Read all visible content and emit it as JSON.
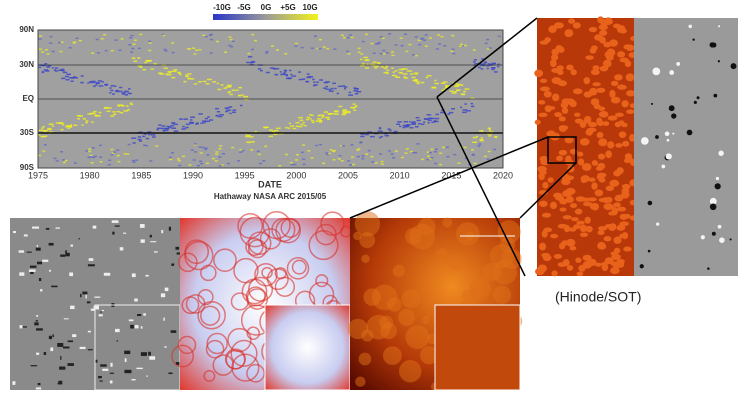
{
  "butterfly": {
    "colorbar_labels": [
      "-10G",
      "-5G",
      "0G",
      "+5G",
      "10G"
    ],
    "y_labels": [
      "90N",
      "30N",
      "EQ",
      "30S",
      "90S"
    ],
    "x_labels": [
      "1975",
      "1980",
      "1985",
      "1990",
      "1995",
      "2000",
      "2005",
      "2010",
      "2015",
      "2020"
    ],
    "xlabel": "DATE",
    "credit": "Hathaway NASA ARC 2015/05"
  },
  "hinode_caption": "(Hinode/SOT)"
}
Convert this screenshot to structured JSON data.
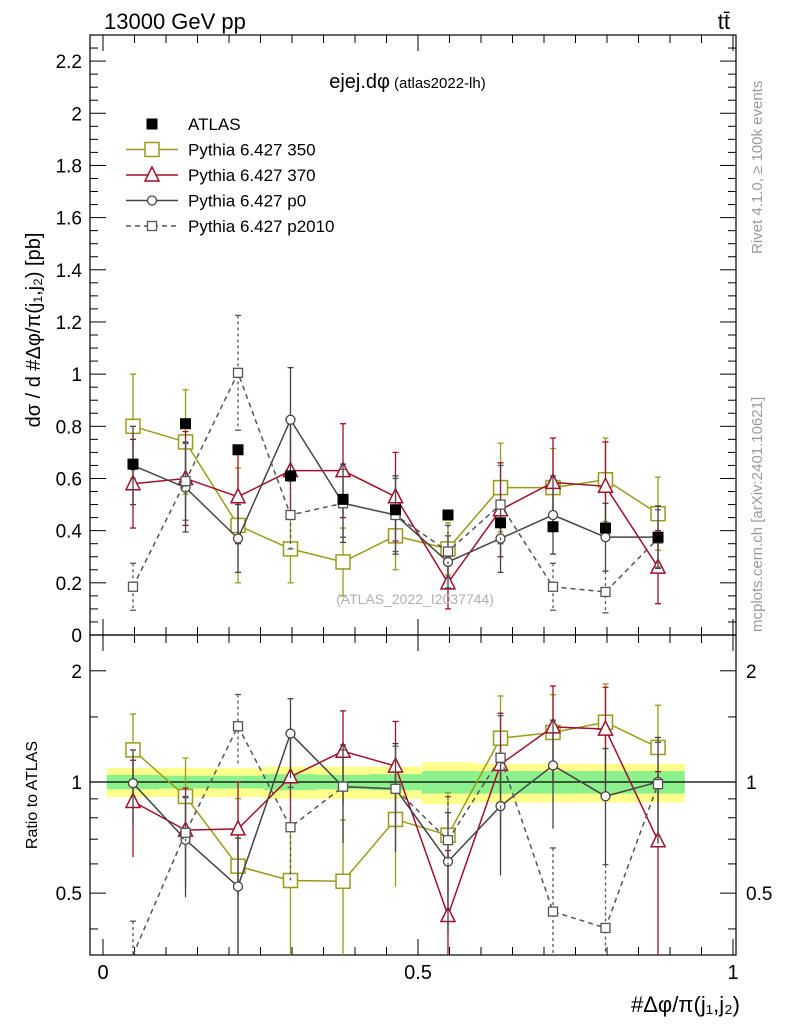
{
  "header": {
    "energy_label": "13000 GeV pp",
    "process_label": "tt̄",
    "side_top": "Rivet 4.1.0, ≥ 100k events",
    "side_bottom": "mcplots.cern.ch [arXiv:2401.10621]"
  },
  "chart_data": {
    "type": "scatter",
    "title": "ejej.dφ",
    "subtitle": "(atlas2022-lh)",
    "watermark": "(ATLAS_2022_I2037744)",
    "ylabel": "dσ / d #Δφ/π(j₁,j₂) [pb]",
    "ratio_ylabel": "Ratio to ATLAS",
    "xlabel": "#Δφ/π(j₁,j₂)",
    "xlim": [
      0,
      1
    ],
    "ylim": [
      0,
      2.3
    ],
    "ratio_ylim": [
      0.34,
      2.5
    ],
    "xticks": [
      "0",
      "0.5",
      "1"
    ],
    "yticks": [
      "0",
      "0.2",
      "0.4",
      "0.6",
      "0.8",
      "1",
      "1.2",
      "1.4",
      "1.6",
      "1.8",
      "2",
      "2.2"
    ],
    "ratio_yticks": [
      "0.5",
      "1",
      "2"
    ],
    "x": [
      0.0476,
      0.131,
      0.2143,
      0.2976,
      0.381,
      0.4643,
      0.5476,
      0.631,
      0.7143,
      0.7976,
      0.881
    ],
    "data": {
      "name": "ATLAS",
      "values": [
        0.655,
        0.81,
        0.71,
        0.61,
        0.52,
        0.48,
        0.46,
        0.43,
        0.415,
        0.41,
        0.375
      ],
      "band_stat": [
        0.045,
        0.04,
        0.04,
        0.05,
        0.045,
        0.05,
        0.07,
        0.07,
        0.07,
        0.07,
        0.07
      ],
      "band_total": [
        0.09,
        0.09,
        0.09,
        0.1,
        0.1,
        0.1,
        0.13,
        0.12,
        0.12,
        0.12,
        0.12
      ]
    },
    "series": [
      {
        "name": "Pythia 6.427 350",
        "marker": "square-open",
        "style": "solid",
        "color": "#9a9a1a",
        "values": [
          0.8,
          0.74,
          0.42,
          0.33,
          0.28,
          0.38,
          0.33,
          0.565,
          0.565,
          0.595,
          0.465
        ],
        "errors": [
          0.2,
          0.2,
          0.22,
          0.13,
          0.13,
          0.13,
          0.1,
          0.17,
          0.15,
          0.16,
          0.14
        ]
      },
      {
        "name": "Pythia 6.427 370",
        "marker": "triangle-open",
        "style": "solid",
        "color": "#a0102a",
        "values": [
          0.58,
          0.6,
          0.53,
          0.63,
          0.63,
          0.53,
          0.2,
          0.48,
          0.585,
          0.57,
          0.26
        ],
        "errors": [
          0.17,
          0.18,
          0.18,
          0.18,
          0.18,
          0.17,
          0.1,
          0.18,
          0.17,
          0.17,
          0.14
        ]
      },
      {
        "name": "Pythia 6.427 p0",
        "marker": "circle-open",
        "style": "solid",
        "color": "#444444",
        "values": [
          0.65,
          0.565,
          0.37,
          0.825,
          0.505,
          0.46,
          0.28,
          0.37,
          0.46,
          0.375,
          0.375
        ],
        "errors": [
          0.15,
          0.17,
          0.13,
          0.2,
          0.15,
          0.15,
          0.1,
          0.13,
          0.15,
          0.13,
          0.12
        ]
      },
      {
        "name": "Pythia 6.427 p2010",
        "marker": "square-small-open",
        "style": "dashed",
        "color": "#555555",
        "values": [
          0.185,
          0.59,
          1.005,
          0.46,
          0.505,
          0.46,
          0.32,
          0.5,
          0.185,
          0.165,
          0.37
        ],
        "errors": [
          0.09,
          0.15,
          0.22,
          0.13,
          0.13,
          0.14,
          0.1,
          0.15,
          0.09,
          0.08,
          0.11
        ]
      }
    ],
    "legend_position": "top-left"
  }
}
========================================
Exercise description:
Copy all the data exactly as written, but skip any picture.

Response to this exercise:
Read all visible content and emit it as JSON.
{
  "butterfly": {
    "colorbar_labels": [
      "-10G",
      "-5G",
      "0G",
      "+5G",
      "10G"
    ],
    "y_labels": [
      "90N",
      "30N",
      "EQ",
      "30S",
      "90S"
    ],
    "x_labels": [
      "1975",
      "1980",
      "1985",
      "1990",
      "1995",
      "2000",
      "2005",
      "2010",
      "2015",
      "2020"
    ],
    "xlabel": "DATE",
    "credit": "Hathaway NASA ARC 2015/05"
  },
  "hinode_caption": "(Hinode/SOT)"
}
Convert this screenshot to structured JSON data.
{
  "header": {
    "energy_label": "13000 GeV pp",
    "process_label": "tt̄",
    "side_top": "Rivet 4.1.0, ≥ 100k events",
    "side_bottom": "mcplots.cern.ch [arXiv:2401.10621]"
  },
  "chart_data": {
    "type": "scatter",
    "title": "ejej.dφ",
    "subtitle": "(atlas2022-lh)",
    "watermark": "(ATLAS_2022_I2037744)",
    "ylabel": "dσ / d #Δφ/π(j₁,j₂) [pb]",
    "ratio_ylabel": "Ratio to ATLAS",
    "xlabel": "#Δφ/π(j₁,j₂)",
    "xlim": [
      0,
      1
    ],
    "ylim": [
      0,
      2.3
    ],
    "ratio_ylim": [
      0.34,
      2.5
    ],
    "xticks": [
      "0",
      "0.5",
      "1"
    ],
    "yticks": [
      "0",
      "0.2",
      "0.4",
      "0.6",
      "0.8",
      "1",
      "1.2",
      "1.4",
      "1.6",
      "1.8",
      "2",
      "2.2"
    ],
    "ratio_yticks": [
      "0.5",
      "1",
      "2"
    ],
    "x": [
      0.0476,
      0.131,
      0.2143,
      0.2976,
      0.381,
      0.4643,
      0.5476,
      0.631,
      0.7143,
      0.7976,
      0.881
    ],
    "data": {
      "name": "ATLAS",
      "values": [
        0.655,
        0.81,
        0.71,
        0.61,
        0.52,
        0.48,
        0.46,
        0.43,
        0.415,
        0.41,
        0.375
      ],
      "band_stat": [
        0.045,
        0.04,
        0.04,
        0.05,
        0.045,
        0.05,
        0.07,
        0.07,
        0.07,
        0.07,
        0.07
      ],
      "band_total": [
        0.09,
        0.09,
        0.09,
        0.1,
        0.1,
        0.1,
        0.13,
        0.12,
        0.12,
        0.12,
        0.12
      ]
    },
    "series": [
      {
        "name": "Pythia 6.427 350",
        "marker": "square-open",
        "style": "solid",
        "color": "#9a9a1a",
        "values": [
          0.8,
          0.74,
          0.42,
          0.33,
          0.28,
          0.38,
          0.33,
          0.565,
          0.565,
          0.595,
          0.465
        ],
        "errors": [
          0.2,
          0.2,
          0.22,
          0.13,
          0.13,
          0.13,
          0.1,
          0.17,
          0.15,
          0.16,
          0.14
        ]
      },
      {
        "name": "Pythia 6.427 370",
        "marker": "triangle-open",
        "style": "solid",
        "color": "#a0102a",
        "values": [
          0.58,
          0.6,
          0.53,
          0.63,
          0.63,
          0.53,
          0.2,
          0.48,
          0.585,
          0.57,
          0.26
        ],
        "errors": [
          0.17,
          0.18,
          0.18,
          0.18,
          0.18,
          0.17,
          0.1,
          0.18,
          0.17,
          0.17,
          0.14
        ]
      },
      {
        "name": "Pythia 6.427 p0",
        "marker": "circle-open",
        "style": "solid",
        "color": "#444444",
        "values": [
          0.65,
          0.565,
          0.37,
          0.825,
          0.505,
          0.46,
          0.28,
          0.37,
          0.46,
          0.375,
          0.375
        ],
        "errors": [
          0.15,
          0.17,
          0.13,
          0.2,
          0.15,
          0.15,
          0.1,
          0.13,
          0.15,
          0.13,
          0.12
        ]
      },
      {
        "name": "Pythia 6.427 p2010",
        "marker": "square-small-open",
        "style": "dashed",
        "color": "#555555",
        "values": [
          0.185,
          0.59,
          1.005,
          0.46,
          0.505,
          0.46,
          0.32,
          0.5,
          0.185,
          0.165,
          0.37
        ],
        "errors": [
          0.09,
          0.15,
          0.22,
          0.13,
          0.13,
          0.14,
          0.1,
          0.15,
          0.09,
          0.08,
          0.11
        ]
      }
    ],
    "legend_position": "top-left"
  }
}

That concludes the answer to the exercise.